The task: Transcribe the records in full, keeping every character as it is.

## Start Data shown

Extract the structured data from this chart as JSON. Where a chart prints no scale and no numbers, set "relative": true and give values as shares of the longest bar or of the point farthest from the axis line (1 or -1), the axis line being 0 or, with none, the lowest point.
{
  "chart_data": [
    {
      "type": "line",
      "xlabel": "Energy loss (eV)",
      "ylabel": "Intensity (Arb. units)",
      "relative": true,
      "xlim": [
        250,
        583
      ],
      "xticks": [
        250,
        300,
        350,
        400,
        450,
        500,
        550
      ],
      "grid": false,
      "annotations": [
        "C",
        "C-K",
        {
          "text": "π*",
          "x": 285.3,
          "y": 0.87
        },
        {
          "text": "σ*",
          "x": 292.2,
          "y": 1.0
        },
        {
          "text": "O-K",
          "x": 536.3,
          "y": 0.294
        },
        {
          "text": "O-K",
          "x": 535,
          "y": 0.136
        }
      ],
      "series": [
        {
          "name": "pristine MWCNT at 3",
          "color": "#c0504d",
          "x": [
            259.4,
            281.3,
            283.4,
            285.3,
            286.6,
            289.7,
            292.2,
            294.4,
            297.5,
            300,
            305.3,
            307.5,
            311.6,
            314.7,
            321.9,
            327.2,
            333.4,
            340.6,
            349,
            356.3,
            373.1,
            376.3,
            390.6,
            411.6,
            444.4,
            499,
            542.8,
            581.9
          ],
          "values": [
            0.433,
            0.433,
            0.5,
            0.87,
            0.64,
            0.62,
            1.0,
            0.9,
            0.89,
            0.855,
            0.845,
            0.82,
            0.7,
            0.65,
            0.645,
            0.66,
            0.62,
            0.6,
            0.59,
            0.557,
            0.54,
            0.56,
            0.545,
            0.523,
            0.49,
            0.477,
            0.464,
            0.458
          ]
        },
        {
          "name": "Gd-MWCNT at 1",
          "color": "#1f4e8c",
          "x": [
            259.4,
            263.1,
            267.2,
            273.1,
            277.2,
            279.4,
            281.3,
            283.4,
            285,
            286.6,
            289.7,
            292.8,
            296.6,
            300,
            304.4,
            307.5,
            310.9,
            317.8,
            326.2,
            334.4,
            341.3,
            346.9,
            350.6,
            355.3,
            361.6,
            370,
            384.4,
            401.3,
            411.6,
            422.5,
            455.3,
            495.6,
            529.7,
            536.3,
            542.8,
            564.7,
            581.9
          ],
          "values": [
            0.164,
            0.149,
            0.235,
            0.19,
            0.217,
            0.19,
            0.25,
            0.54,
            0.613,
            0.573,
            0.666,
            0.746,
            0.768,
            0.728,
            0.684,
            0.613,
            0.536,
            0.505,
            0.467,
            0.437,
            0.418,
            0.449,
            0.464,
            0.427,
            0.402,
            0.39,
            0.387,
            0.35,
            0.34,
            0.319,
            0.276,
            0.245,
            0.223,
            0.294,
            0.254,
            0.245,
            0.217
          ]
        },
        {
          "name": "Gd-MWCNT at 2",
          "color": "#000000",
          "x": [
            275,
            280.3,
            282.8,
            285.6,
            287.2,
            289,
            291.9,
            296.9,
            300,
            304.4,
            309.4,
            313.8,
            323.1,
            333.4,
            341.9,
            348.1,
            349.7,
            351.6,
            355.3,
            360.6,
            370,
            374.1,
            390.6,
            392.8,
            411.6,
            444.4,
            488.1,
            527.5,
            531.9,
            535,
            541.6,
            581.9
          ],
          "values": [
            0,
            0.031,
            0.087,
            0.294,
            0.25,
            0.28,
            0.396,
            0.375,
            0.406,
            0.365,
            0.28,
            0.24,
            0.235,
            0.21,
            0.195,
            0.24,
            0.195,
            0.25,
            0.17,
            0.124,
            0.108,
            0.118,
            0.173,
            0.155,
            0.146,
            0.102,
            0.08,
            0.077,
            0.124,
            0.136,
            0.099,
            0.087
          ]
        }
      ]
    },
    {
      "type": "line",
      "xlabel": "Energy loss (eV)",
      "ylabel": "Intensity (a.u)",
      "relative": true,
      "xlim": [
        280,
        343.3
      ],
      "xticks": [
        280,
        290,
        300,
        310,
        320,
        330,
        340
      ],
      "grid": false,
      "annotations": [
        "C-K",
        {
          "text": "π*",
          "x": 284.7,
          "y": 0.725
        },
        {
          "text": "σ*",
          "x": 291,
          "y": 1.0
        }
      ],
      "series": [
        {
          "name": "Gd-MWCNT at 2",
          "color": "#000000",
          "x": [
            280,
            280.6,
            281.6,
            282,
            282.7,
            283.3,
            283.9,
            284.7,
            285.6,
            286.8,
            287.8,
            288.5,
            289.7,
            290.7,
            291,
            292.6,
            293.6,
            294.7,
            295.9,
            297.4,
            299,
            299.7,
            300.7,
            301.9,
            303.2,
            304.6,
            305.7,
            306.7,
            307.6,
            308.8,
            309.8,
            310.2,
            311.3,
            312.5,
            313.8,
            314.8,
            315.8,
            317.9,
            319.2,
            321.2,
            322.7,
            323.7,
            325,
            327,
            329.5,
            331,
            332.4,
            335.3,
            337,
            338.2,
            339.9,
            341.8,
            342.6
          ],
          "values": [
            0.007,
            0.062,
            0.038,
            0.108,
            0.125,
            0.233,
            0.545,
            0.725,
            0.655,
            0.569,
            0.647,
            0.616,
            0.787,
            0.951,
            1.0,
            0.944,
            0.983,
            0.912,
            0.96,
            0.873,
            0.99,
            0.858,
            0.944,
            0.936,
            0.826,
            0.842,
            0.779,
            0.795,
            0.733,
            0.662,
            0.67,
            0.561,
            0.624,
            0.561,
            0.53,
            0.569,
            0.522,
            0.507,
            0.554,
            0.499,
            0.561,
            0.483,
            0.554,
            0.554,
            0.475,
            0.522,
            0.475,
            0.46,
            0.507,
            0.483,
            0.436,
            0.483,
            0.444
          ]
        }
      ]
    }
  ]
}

## End Data shown

Written response:
Extract the structured data from this chart as JSON. Where a chart prints no scale and no numbers, set "relative": true and give values as shares of the longest bar or of the point farthest from the axis line (1 or -1), the axis line being 0 or, with none, the lowest point.
{
  "chart_data": [
    {
      "type": "line",
      "xlabel": "Energy loss (eV)",
      "ylabel": "Intensity (Arb. units)",
      "relative": true,
      "xlim": [
        250,
        583
      ],
      "xticks": [
        250,
        300,
        350,
        400,
        450,
        500,
        550
      ],
      "grid": false,
      "annotations": [
        "C",
        "C-K",
        {
          "text": "π*",
          "x": 285.3,
          "y": 0.87
        },
        {
          "text": "σ*",
          "x": 292.2,
          "y": 1.0
        },
        {
          "text": "O-K",
          "x": 536.3,
          "y": 0.294
        },
        {
          "text": "O-K",
          "x": 535,
          "y": 0.136
        }
      ],
      "series": [
        {
          "name": "pristine MWCNT at 3",
          "color": "#c0504d",
          "x": [
            259.4,
            281.3,
            283.4,
            285.3,
            286.6,
            289.7,
            292.2,
            294.4,
            297.5,
            300,
            305.3,
            307.5,
            311.6,
            314.7,
            321.9,
            327.2,
            333.4,
            340.6,
            349,
            356.3,
            373.1,
            376.3,
            390.6,
            411.6,
            444.4,
            499,
            542.8,
            581.9
          ],
          "values": [
            0.433,
            0.433,
            0.5,
            0.87,
            0.64,
            0.62,
            1.0,
            0.9,
            0.89,
            0.855,
            0.845,
            0.82,
            0.7,
            0.65,
            0.645,
            0.66,
            0.62,
            0.6,
            0.59,
            0.557,
            0.54,
            0.56,
            0.545,
            0.523,
            0.49,
            0.477,
            0.464,
            0.458
          ]
        },
        {
          "name": "Gd-MWCNT at 1",
          "color": "#1f4e8c",
          "x": [
            259.4,
            263.1,
            267.2,
            273.1,
            277.2,
            279.4,
            281.3,
            283.4,
            285,
            286.6,
            289.7,
            292.8,
            296.6,
            300,
            304.4,
            307.5,
            310.9,
            317.8,
            326.2,
            334.4,
            341.3,
            346.9,
            350.6,
            355.3,
            361.6,
            370,
            384.4,
            401.3,
            411.6,
            422.5,
            455.3,
            495.6,
            529.7,
            536.3,
            542.8,
            564.7,
            581.9
          ],
          "values": [
            0.164,
            0.149,
            0.235,
            0.19,
            0.217,
            0.19,
            0.25,
            0.54,
            0.613,
            0.573,
            0.666,
            0.746,
            0.768,
            0.728,
            0.684,
            0.613,
            0.536,
            0.505,
            0.467,
            0.437,
            0.418,
            0.449,
            0.464,
            0.427,
            0.402,
            0.39,
            0.387,
            0.35,
            0.34,
            0.319,
            0.276,
            0.245,
            0.223,
            0.294,
            0.254,
            0.245,
            0.217
          ]
        },
        {
          "name": "Gd-MWCNT at 2",
          "color": "#000000",
          "x": [
            275,
            280.3,
            282.8,
            285.6,
            287.2,
            289,
            291.9,
            296.9,
            300,
            304.4,
            309.4,
            313.8,
            323.1,
            333.4,
            341.9,
            348.1,
            349.7,
            351.6,
            355.3,
            360.6,
            370,
            374.1,
            390.6,
            392.8,
            411.6,
            444.4,
            488.1,
            527.5,
            531.9,
            535,
            541.6,
            581.9
          ],
          "values": [
            0,
            0.031,
            0.087,
            0.294,
            0.25,
            0.28,
            0.396,
            0.375,
            0.406,
            0.365,
            0.28,
            0.24,
            0.235,
            0.21,
            0.195,
            0.24,
            0.195,
            0.25,
            0.17,
            0.124,
            0.108,
            0.118,
            0.173,
            0.155,
            0.146,
            0.102,
            0.08,
            0.077,
            0.124,
            0.136,
            0.099,
            0.087
          ]
        }
      ]
    },
    {
      "type": "line",
      "xlabel": "Energy loss (eV)",
      "ylabel": "Intensity (a.u)",
      "relative": true,
      "xlim": [
        280,
        343.3
      ],
      "xticks": [
        280,
        290,
        300,
        310,
        320,
        330,
        340
      ],
      "grid": false,
      "annotations": [
        "C-K",
        {
          "text": "π*",
          "x": 284.7,
          "y": 0.725
        },
        {
          "text": "σ*",
          "x": 291,
          "y": 1.0
        }
      ],
      "series": [
        {
          "name": "Gd-MWCNT at 2",
          "color": "#000000",
          "x": [
            280,
            280.6,
            281.6,
            282,
            282.7,
            283.3,
            283.9,
            284.7,
            285.6,
            286.8,
            287.8,
            288.5,
            289.7,
            290.7,
            291,
            292.6,
            293.6,
            294.7,
            295.9,
            297.4,
            299,
            299.7,
            300.7,
            301.9,
            303.2,
            304.6,
            305.7,
            306.7,
            307.6,
            308.8,
            309.8,
            310.2,
            311.3,
            312.5,
            313.8,
            314.8,
            315.8,
            317.9,
            319.2,
            321.2,
            322.7,
            323.7,
            325,
            327,
            329.5,
            331,
            332.4,
            335.3,
            337,
            338.2,
            339.9,
            341.8,
            342.6
          ],
          "values": [
            0.007,
            0.062,
            0.038,
            0.108,
            0.125,
            0.233,
            0.545,
            0.725,
            0.655,
            0.569,
            0.647,
            0.616,
            0.787,
            0.951,
            1.0,
            0.944,
            0.983,
            0.912,
            0.96,
            0.873,
            0.99,
            0.858,
            0.944,
            0.936,
            0.826,
            0.842,
            0.779,
            0.795,
            0.733,
            0.662,
            0.67,
            0.561,
            0.624,
            0.561,
            0.53,
            0.569,
            0.522,
            0.507,
            0.554,
            0.499,
            0.561,
            0.483,
            0.554,
            0.554,
            0.475,
            0.522,
            0.475,
            0.46,
            0.507,
            0.483,
            0.436,
            0.483,
            0.444
          ]
        }
      ]
    }
  ]
}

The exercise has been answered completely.